[Dataset excerpts]

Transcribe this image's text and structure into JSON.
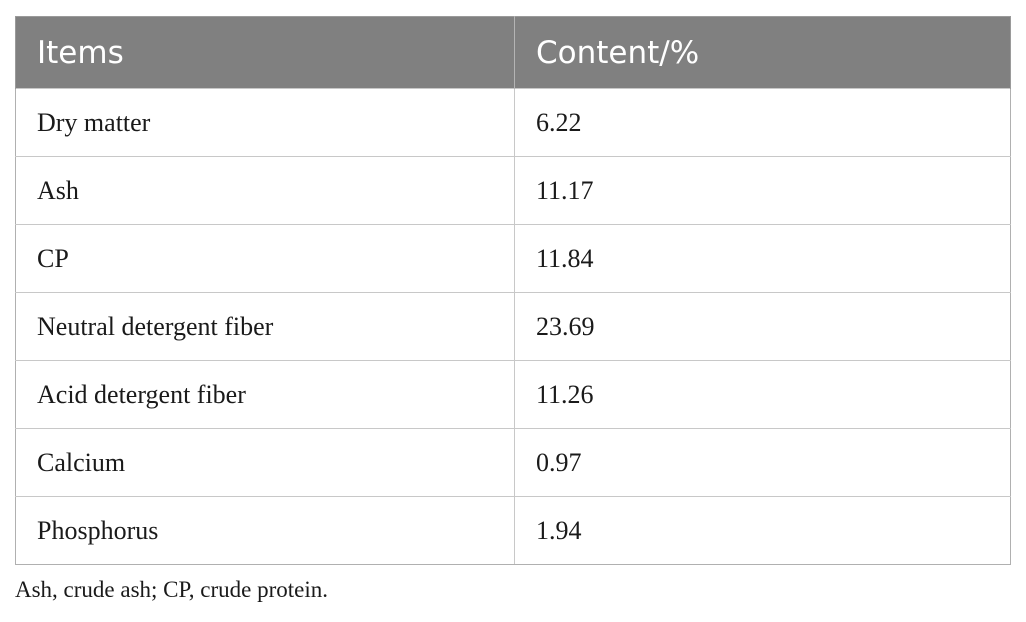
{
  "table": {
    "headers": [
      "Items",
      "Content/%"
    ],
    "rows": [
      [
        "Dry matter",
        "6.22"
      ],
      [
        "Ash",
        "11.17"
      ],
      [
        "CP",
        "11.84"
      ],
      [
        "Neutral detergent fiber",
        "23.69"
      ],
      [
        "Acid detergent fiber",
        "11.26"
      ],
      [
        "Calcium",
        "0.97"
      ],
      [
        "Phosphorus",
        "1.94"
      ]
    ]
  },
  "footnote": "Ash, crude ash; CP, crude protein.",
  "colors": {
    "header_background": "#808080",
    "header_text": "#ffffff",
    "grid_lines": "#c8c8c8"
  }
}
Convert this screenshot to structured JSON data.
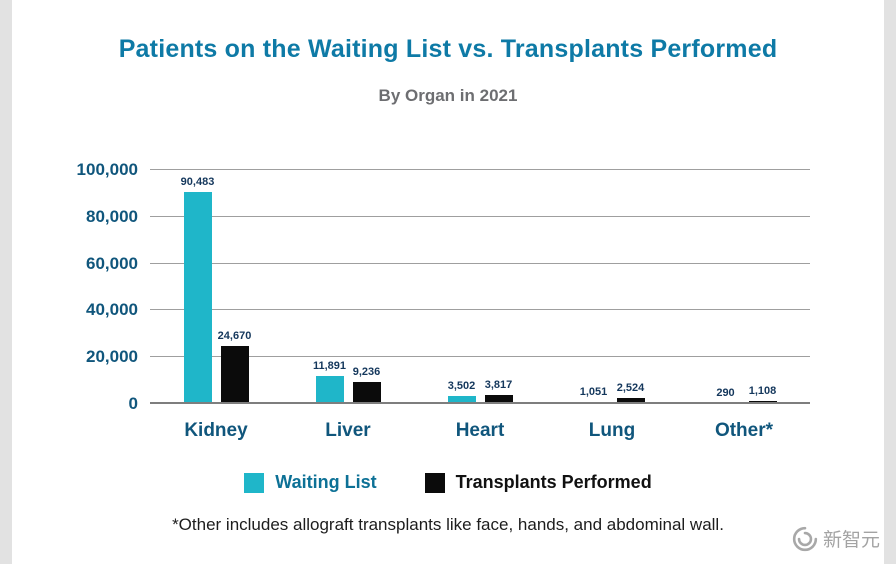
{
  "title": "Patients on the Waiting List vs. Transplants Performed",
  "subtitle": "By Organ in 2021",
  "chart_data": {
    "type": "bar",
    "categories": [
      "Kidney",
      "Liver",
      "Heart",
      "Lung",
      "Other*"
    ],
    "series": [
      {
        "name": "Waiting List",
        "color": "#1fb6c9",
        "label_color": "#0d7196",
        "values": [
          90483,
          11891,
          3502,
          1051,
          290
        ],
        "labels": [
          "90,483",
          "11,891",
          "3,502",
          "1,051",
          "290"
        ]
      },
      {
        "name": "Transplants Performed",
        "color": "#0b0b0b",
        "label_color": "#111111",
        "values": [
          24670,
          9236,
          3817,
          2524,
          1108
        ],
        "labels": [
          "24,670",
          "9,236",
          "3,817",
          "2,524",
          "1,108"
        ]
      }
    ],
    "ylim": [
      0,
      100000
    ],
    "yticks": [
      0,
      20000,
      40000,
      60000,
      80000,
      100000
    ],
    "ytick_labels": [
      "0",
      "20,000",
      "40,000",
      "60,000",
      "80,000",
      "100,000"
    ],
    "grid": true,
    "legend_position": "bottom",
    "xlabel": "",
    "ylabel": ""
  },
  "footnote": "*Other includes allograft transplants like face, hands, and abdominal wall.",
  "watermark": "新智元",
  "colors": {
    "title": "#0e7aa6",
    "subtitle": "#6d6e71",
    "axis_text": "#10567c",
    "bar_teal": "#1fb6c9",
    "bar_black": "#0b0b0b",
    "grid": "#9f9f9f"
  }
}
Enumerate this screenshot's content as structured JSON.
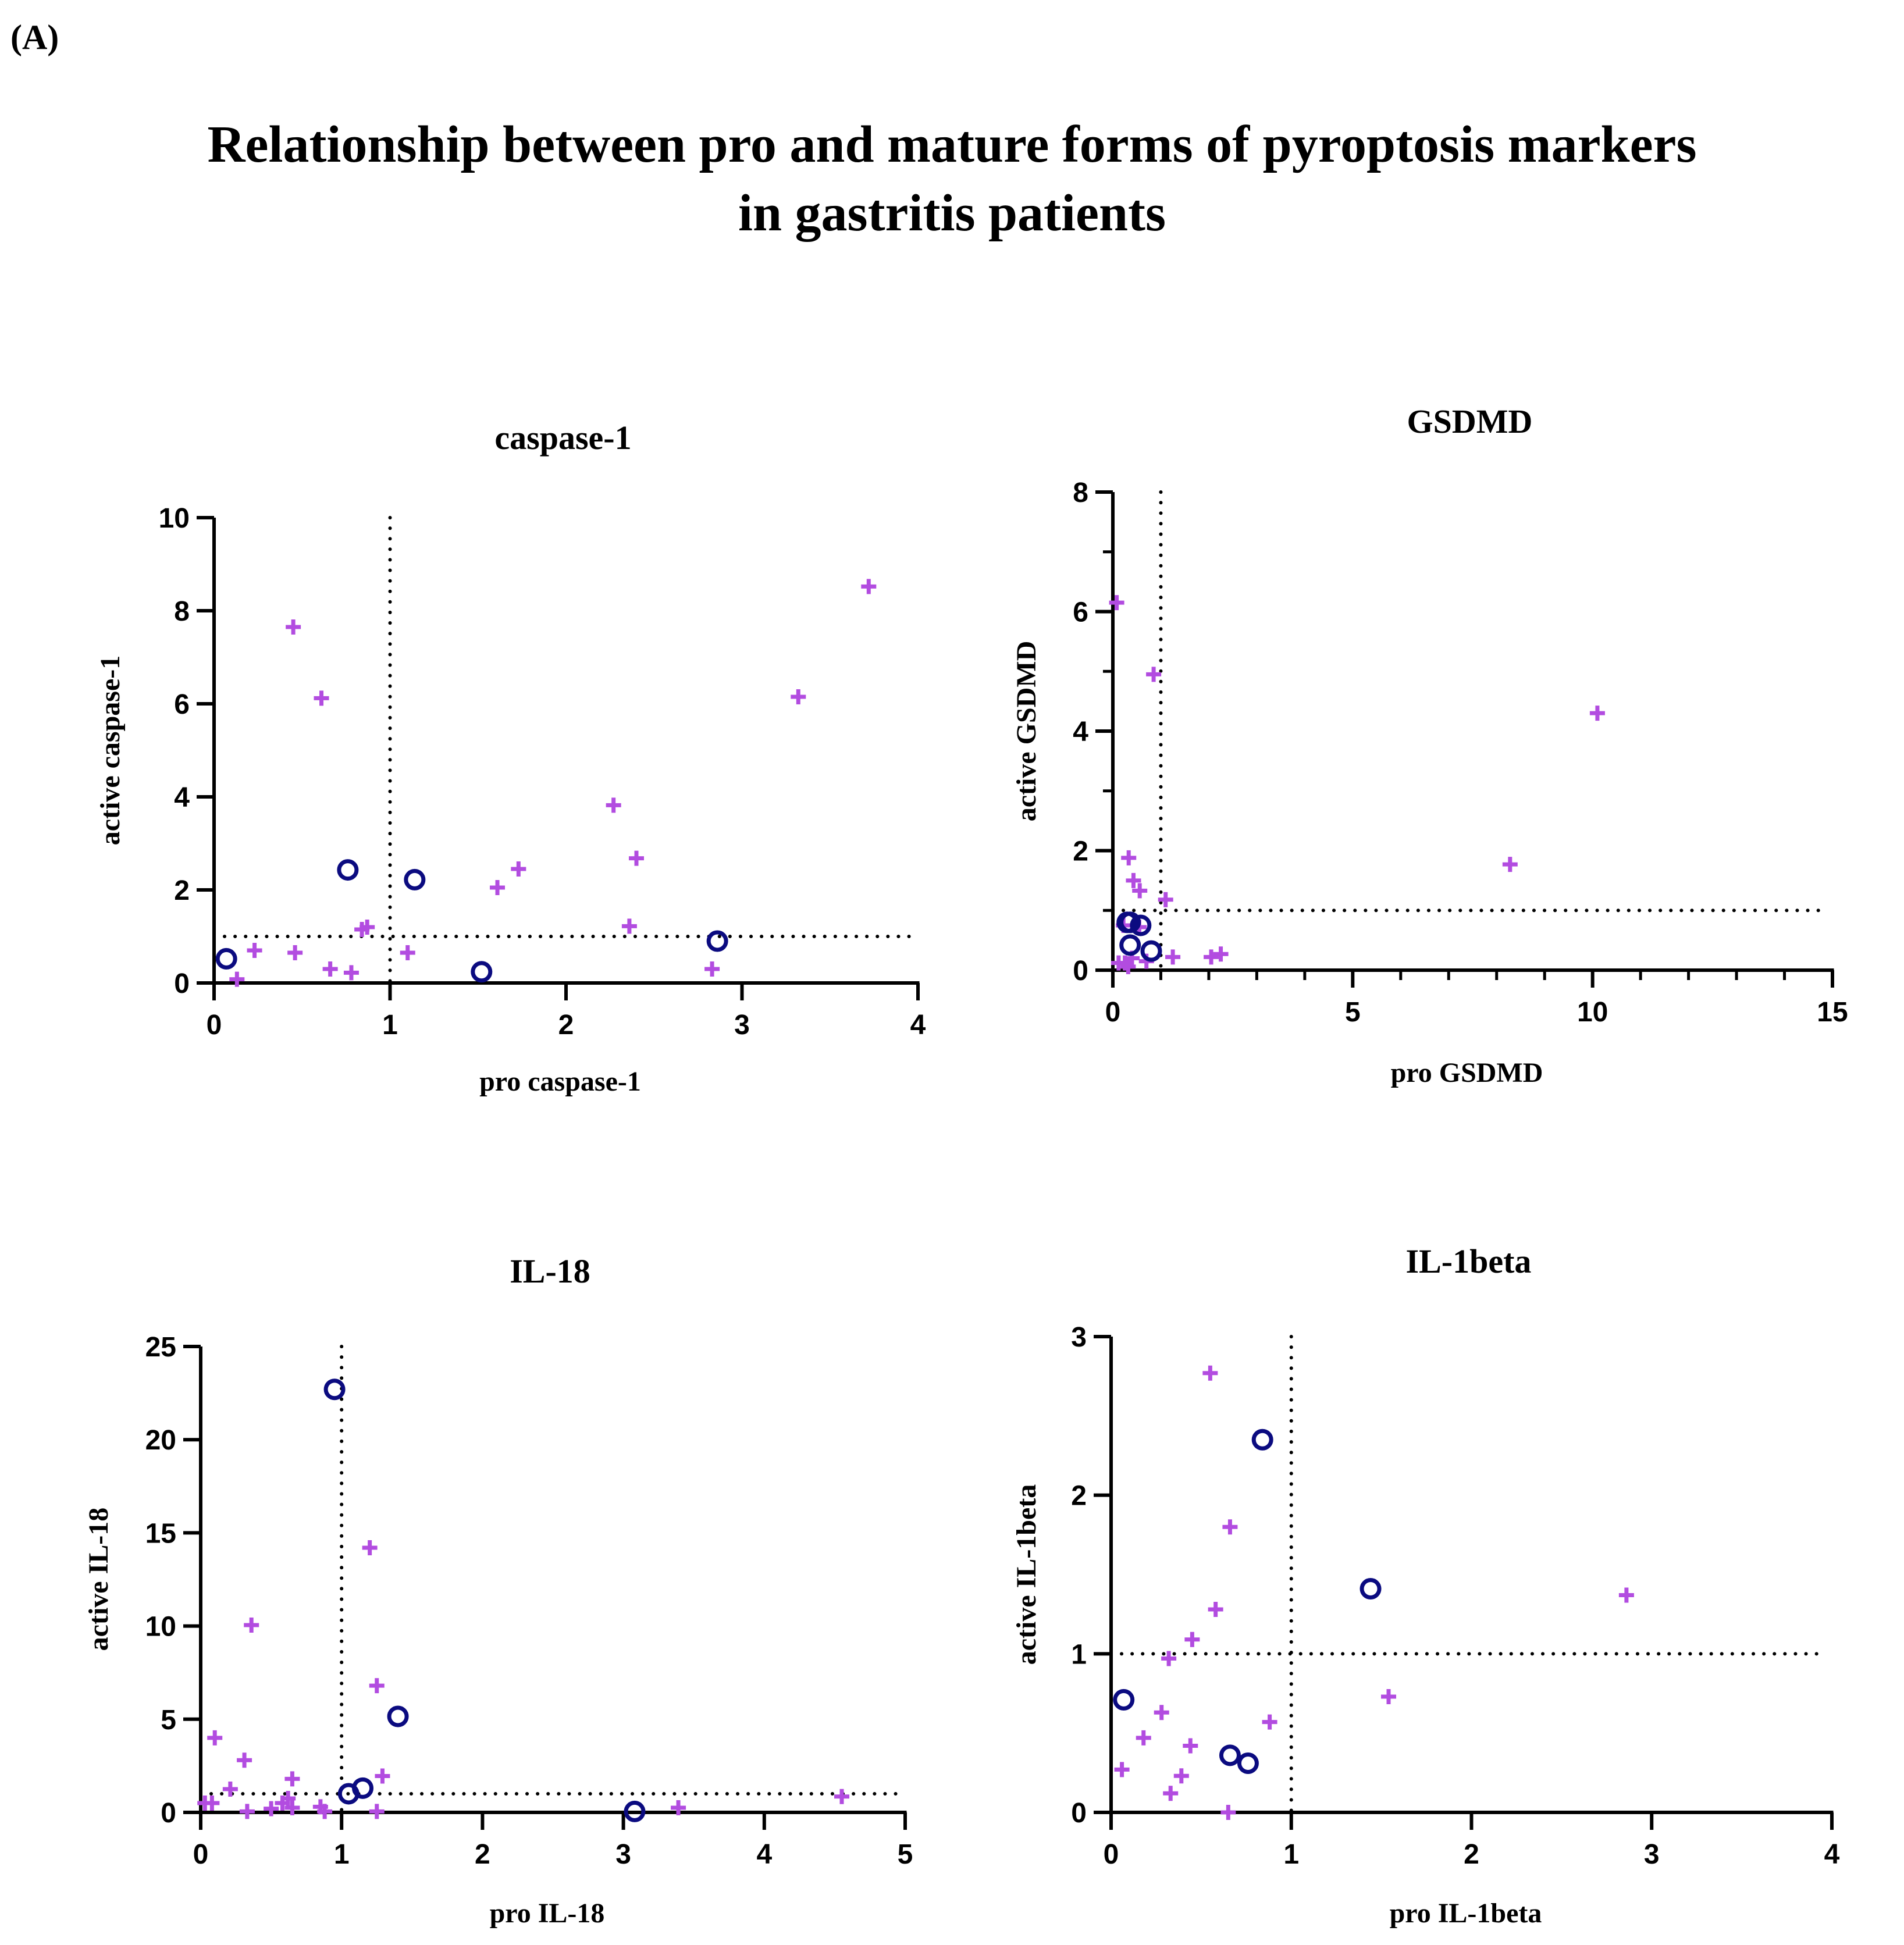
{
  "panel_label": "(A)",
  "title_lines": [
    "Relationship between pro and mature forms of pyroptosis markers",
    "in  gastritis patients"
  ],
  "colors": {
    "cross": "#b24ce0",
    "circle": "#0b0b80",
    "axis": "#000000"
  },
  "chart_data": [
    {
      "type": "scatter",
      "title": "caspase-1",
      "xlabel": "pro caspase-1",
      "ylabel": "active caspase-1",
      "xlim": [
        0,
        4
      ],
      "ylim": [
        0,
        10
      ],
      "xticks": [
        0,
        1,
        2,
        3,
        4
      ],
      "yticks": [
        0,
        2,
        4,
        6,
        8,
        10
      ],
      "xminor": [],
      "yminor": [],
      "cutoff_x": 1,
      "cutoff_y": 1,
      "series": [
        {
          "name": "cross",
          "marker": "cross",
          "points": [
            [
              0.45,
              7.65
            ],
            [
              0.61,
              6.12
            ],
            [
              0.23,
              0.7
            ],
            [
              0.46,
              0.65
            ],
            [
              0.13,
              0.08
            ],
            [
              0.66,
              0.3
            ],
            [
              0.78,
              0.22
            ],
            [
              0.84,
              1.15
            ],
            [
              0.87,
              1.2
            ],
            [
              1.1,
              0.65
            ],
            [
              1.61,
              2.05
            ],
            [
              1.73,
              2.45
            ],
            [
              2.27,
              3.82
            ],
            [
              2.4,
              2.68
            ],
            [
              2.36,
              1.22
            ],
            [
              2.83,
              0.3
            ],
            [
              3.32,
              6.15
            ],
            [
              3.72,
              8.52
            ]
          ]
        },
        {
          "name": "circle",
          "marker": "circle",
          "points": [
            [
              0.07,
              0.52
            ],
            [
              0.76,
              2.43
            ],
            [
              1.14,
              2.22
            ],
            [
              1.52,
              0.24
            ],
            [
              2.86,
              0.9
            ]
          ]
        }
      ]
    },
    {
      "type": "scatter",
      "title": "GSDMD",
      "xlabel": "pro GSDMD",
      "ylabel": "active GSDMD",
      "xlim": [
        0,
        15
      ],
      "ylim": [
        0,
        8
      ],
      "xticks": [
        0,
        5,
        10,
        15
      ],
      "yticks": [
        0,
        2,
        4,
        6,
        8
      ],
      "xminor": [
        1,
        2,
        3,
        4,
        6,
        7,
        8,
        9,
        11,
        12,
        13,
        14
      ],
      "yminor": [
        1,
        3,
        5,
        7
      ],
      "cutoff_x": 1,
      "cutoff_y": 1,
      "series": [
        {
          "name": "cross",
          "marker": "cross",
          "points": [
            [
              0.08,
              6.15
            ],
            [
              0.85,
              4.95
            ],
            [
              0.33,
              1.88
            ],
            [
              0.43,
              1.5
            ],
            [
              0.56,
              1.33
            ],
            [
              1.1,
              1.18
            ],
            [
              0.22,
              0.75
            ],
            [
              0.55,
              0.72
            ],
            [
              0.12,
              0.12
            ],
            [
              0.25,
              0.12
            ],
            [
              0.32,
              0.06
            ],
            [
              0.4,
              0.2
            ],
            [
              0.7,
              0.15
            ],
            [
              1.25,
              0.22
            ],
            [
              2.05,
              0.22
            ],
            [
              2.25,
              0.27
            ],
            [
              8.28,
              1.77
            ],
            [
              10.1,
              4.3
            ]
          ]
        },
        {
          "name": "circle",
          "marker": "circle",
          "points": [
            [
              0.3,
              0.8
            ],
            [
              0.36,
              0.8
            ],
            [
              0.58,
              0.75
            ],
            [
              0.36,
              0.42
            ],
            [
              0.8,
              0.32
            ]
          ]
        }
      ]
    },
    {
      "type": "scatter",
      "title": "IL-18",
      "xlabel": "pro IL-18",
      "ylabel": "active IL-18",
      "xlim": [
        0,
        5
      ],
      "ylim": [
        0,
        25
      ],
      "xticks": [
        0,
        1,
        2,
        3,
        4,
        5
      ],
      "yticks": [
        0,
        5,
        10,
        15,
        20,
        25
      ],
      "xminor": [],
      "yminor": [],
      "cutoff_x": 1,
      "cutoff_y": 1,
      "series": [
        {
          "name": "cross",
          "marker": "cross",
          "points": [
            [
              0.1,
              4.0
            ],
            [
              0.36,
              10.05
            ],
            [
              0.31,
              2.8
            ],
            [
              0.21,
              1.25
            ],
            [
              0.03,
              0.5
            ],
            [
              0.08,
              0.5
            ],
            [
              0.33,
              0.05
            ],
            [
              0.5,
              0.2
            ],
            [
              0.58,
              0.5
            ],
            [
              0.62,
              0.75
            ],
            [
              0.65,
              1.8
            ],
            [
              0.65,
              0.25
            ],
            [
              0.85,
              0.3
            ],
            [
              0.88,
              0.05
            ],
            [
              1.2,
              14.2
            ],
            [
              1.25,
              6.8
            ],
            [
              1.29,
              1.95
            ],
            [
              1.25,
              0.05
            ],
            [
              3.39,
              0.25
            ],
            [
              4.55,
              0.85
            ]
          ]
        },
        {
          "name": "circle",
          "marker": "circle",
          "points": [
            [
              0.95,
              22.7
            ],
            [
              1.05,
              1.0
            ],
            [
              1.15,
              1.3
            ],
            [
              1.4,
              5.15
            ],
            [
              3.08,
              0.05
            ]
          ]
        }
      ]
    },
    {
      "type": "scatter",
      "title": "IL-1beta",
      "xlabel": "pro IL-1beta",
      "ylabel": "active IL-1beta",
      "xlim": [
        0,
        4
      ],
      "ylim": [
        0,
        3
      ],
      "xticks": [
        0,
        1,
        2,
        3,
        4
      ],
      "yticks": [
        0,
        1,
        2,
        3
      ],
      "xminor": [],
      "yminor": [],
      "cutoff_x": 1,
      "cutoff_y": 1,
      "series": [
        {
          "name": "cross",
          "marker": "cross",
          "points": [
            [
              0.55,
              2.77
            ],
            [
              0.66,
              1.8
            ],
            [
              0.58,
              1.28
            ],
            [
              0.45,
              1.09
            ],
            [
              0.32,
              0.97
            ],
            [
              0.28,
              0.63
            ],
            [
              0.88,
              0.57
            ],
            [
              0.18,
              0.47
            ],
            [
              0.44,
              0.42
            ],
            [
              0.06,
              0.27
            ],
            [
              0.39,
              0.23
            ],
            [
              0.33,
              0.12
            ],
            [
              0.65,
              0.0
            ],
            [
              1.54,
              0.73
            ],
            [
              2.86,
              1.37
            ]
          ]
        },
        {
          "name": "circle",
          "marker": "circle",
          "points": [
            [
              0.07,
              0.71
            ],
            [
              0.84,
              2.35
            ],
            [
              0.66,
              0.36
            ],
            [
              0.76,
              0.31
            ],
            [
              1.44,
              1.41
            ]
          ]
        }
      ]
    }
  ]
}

* **What is expected**
Out of the entries, report each line that contains the word "List".

* **Result**
  "title": "Patients on the Waiting List vs. Transplants Performed",
        "name": "Waiting List",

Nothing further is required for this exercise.